• [RECORDS FOR THE TASK]:
● ● ●

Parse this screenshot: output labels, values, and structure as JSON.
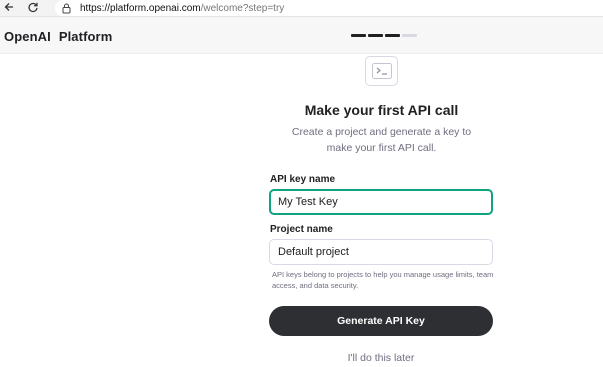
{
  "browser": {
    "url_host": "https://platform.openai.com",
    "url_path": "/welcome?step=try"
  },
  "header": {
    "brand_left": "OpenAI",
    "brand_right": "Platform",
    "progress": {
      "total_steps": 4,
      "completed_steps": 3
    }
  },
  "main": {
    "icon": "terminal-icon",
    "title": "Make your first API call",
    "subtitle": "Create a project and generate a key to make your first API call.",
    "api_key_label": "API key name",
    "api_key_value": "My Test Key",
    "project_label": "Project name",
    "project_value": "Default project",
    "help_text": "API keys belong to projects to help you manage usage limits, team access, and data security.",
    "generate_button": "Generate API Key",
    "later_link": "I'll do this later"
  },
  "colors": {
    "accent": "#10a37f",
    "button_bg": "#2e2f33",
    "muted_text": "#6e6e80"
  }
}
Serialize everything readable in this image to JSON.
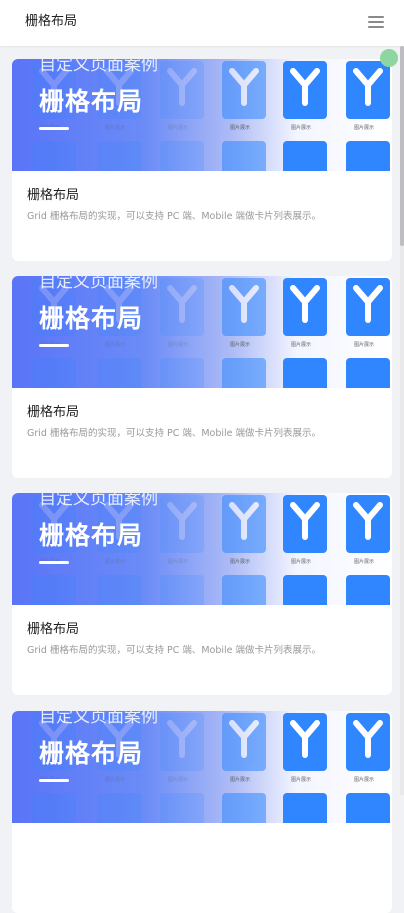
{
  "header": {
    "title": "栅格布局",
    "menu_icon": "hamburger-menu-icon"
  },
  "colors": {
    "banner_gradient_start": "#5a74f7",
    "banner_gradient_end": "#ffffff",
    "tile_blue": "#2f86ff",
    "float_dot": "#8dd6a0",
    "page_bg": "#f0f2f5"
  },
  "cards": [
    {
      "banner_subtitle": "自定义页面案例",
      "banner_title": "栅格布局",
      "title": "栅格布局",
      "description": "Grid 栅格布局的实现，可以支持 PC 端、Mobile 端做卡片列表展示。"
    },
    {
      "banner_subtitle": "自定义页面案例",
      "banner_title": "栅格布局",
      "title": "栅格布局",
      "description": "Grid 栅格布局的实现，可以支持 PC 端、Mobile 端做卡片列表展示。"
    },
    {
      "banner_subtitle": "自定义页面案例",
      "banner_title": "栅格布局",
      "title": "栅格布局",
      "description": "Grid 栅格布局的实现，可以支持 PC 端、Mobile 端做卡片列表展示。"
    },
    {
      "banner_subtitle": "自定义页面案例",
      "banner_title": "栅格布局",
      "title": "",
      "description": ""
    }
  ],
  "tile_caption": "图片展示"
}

● ● ●

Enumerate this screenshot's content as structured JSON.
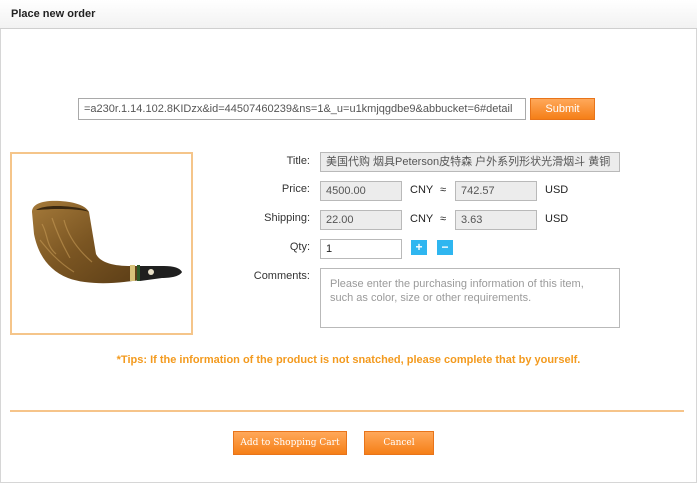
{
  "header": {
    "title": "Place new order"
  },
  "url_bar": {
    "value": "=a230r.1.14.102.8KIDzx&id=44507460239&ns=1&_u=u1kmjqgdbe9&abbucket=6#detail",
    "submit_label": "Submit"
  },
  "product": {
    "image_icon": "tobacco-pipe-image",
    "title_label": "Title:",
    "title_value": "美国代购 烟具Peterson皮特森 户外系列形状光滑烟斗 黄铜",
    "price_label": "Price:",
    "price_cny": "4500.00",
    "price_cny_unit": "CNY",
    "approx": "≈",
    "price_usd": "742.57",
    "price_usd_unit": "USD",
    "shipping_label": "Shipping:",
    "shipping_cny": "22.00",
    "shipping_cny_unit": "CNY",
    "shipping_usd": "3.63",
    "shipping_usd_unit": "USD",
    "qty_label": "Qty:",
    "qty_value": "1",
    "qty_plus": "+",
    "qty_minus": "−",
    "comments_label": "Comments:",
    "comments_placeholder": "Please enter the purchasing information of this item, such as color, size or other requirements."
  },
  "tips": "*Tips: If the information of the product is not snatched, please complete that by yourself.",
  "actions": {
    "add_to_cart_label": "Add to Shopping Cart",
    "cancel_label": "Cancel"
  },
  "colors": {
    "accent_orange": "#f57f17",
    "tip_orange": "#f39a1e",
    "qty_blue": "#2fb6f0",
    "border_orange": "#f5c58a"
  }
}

● ● ●

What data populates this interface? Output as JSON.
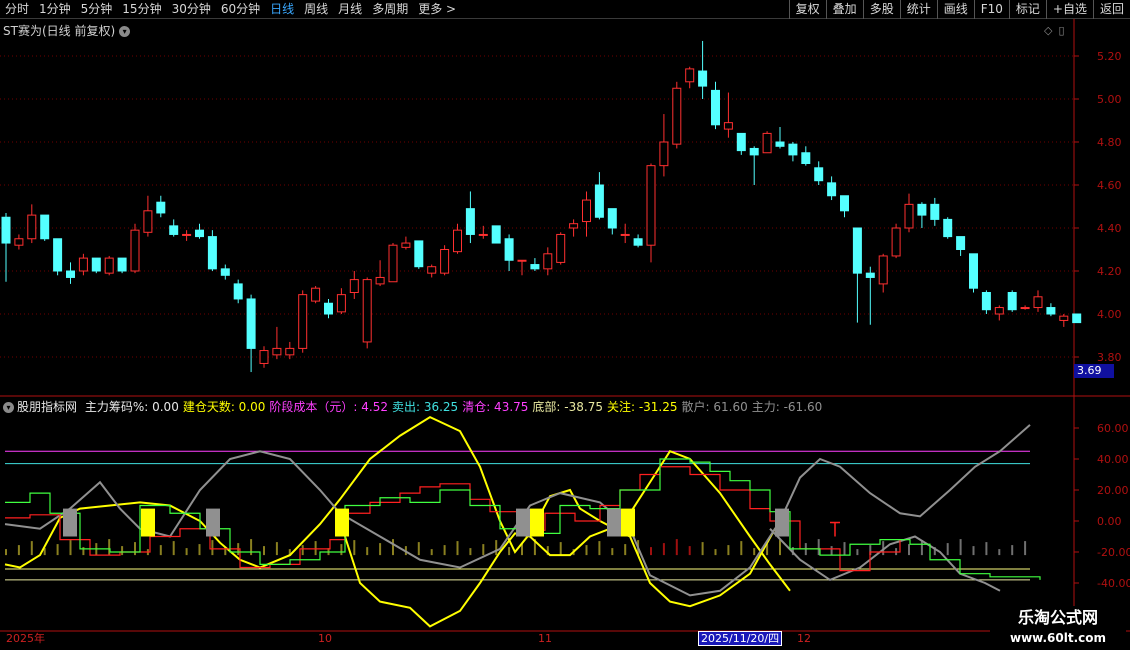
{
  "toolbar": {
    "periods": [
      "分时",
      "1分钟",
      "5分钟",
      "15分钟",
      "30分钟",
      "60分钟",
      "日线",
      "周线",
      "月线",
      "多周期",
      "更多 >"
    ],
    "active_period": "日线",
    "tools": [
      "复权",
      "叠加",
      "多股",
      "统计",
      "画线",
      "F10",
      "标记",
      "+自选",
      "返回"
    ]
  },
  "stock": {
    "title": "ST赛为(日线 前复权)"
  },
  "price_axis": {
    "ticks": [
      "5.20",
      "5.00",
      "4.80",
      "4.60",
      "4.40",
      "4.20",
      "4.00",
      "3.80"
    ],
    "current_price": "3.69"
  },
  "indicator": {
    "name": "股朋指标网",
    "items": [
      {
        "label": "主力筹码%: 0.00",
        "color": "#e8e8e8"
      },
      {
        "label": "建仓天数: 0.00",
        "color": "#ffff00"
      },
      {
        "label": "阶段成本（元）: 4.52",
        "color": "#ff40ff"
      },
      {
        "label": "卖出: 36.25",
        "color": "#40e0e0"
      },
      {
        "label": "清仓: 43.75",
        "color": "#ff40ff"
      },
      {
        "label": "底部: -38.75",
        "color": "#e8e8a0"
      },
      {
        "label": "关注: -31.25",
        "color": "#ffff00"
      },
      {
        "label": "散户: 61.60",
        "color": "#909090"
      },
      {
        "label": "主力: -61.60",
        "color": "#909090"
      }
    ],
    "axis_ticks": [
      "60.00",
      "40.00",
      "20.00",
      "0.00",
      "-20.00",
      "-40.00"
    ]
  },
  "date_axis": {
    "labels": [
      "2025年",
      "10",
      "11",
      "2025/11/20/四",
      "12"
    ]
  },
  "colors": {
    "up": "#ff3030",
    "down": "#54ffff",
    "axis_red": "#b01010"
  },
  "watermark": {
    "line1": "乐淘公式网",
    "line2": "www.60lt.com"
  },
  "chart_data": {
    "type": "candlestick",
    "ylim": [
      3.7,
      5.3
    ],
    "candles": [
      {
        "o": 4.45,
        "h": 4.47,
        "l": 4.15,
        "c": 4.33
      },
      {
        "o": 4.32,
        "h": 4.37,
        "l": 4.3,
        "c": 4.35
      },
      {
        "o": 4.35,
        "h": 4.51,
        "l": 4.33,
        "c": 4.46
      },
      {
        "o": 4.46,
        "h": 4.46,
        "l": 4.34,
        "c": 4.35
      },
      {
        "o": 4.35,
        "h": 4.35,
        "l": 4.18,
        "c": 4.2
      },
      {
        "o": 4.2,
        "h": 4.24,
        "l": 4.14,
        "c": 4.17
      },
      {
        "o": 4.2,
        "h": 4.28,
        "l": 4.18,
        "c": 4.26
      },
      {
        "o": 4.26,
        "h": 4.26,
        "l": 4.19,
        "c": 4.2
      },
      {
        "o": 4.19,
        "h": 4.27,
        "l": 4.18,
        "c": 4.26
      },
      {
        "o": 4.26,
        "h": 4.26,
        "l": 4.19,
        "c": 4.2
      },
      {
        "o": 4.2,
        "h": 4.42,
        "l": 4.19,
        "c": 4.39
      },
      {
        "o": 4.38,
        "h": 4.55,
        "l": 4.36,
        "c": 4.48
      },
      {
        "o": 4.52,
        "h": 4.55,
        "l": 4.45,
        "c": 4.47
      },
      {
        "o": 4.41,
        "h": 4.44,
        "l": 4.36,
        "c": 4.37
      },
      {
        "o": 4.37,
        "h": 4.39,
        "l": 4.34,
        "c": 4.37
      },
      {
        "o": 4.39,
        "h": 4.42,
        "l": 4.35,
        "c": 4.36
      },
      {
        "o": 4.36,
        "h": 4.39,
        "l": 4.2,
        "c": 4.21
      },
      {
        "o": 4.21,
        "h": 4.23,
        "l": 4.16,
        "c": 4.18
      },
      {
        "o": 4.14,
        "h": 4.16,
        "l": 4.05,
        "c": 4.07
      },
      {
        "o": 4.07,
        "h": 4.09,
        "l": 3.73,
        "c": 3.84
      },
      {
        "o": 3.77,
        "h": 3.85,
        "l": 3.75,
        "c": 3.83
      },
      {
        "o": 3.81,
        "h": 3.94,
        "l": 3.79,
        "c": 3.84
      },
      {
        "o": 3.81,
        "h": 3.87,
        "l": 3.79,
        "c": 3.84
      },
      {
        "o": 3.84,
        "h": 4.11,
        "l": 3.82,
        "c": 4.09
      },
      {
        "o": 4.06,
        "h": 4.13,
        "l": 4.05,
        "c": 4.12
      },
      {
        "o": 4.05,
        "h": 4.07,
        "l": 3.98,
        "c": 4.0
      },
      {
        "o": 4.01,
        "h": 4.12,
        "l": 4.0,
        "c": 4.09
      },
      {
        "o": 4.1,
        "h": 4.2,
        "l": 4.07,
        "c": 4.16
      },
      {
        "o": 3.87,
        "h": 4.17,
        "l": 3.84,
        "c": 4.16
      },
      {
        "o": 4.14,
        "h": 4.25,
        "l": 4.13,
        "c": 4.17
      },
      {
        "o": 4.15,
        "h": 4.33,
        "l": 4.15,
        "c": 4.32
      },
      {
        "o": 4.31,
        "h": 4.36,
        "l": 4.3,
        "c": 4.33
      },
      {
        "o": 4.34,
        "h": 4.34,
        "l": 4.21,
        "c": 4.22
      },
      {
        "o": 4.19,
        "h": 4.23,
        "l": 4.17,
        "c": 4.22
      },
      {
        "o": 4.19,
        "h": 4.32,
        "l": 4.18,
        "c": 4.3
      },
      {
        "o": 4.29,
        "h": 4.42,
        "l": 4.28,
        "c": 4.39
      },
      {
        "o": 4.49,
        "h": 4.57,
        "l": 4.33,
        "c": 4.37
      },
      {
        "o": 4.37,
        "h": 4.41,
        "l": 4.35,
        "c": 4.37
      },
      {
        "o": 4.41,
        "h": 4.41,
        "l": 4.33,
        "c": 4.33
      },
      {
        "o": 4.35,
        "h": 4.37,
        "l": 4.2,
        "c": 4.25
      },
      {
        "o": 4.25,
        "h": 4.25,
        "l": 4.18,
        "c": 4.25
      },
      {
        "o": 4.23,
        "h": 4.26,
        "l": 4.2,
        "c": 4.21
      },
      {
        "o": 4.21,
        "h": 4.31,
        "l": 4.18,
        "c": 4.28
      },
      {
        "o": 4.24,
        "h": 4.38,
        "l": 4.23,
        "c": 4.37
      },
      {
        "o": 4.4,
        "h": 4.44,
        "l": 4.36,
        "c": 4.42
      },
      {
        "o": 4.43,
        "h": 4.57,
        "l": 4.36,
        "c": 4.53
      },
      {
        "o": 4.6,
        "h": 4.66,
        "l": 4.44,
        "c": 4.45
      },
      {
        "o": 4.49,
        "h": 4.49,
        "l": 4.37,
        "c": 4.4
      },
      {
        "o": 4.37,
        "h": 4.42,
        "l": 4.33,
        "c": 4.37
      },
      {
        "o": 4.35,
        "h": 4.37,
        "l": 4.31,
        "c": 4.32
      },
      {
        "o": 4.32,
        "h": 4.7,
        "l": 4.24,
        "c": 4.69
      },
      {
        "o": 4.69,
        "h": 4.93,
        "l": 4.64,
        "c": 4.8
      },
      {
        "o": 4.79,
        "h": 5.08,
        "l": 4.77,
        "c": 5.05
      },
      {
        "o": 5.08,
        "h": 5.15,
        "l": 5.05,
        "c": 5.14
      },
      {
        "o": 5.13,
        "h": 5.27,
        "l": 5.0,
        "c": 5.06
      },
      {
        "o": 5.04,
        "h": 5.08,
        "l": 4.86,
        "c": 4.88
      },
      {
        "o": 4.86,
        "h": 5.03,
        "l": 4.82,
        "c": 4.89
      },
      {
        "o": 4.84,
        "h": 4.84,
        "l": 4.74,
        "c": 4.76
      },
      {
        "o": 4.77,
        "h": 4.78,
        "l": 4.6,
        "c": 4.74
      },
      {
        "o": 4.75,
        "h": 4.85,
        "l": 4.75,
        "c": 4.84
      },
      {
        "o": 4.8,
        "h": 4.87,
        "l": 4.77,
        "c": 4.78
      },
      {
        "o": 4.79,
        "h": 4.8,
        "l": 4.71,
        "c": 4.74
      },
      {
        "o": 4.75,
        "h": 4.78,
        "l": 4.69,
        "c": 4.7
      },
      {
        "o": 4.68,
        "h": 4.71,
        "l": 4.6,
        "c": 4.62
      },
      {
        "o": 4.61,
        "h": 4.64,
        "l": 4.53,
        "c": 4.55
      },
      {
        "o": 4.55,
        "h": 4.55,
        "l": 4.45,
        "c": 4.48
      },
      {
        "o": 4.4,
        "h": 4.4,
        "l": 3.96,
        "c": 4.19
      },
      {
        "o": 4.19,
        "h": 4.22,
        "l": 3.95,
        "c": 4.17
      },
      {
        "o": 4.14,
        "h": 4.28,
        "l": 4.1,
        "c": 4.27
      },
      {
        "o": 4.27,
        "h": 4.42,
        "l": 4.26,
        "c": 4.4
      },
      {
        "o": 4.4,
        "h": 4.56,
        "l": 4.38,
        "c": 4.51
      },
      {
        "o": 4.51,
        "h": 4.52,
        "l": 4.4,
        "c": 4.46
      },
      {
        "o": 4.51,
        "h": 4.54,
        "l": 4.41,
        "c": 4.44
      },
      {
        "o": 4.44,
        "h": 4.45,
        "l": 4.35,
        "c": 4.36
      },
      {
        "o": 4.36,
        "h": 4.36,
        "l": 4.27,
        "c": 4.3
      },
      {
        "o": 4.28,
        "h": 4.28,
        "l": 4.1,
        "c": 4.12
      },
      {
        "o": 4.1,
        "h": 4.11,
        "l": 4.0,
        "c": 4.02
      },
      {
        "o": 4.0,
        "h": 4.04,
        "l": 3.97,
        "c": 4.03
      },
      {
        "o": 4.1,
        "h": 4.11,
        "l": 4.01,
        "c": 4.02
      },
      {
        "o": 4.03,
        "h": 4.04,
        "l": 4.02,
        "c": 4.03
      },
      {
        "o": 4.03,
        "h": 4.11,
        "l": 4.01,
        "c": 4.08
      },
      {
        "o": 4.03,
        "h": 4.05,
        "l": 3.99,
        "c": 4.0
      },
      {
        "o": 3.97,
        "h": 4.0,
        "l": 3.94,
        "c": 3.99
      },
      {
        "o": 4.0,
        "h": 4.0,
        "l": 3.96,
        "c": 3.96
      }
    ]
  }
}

● ● ●

• [THE TASK]:
How many lines in the records above hold the word "first"? Give only the number.

• [REPLY]:
2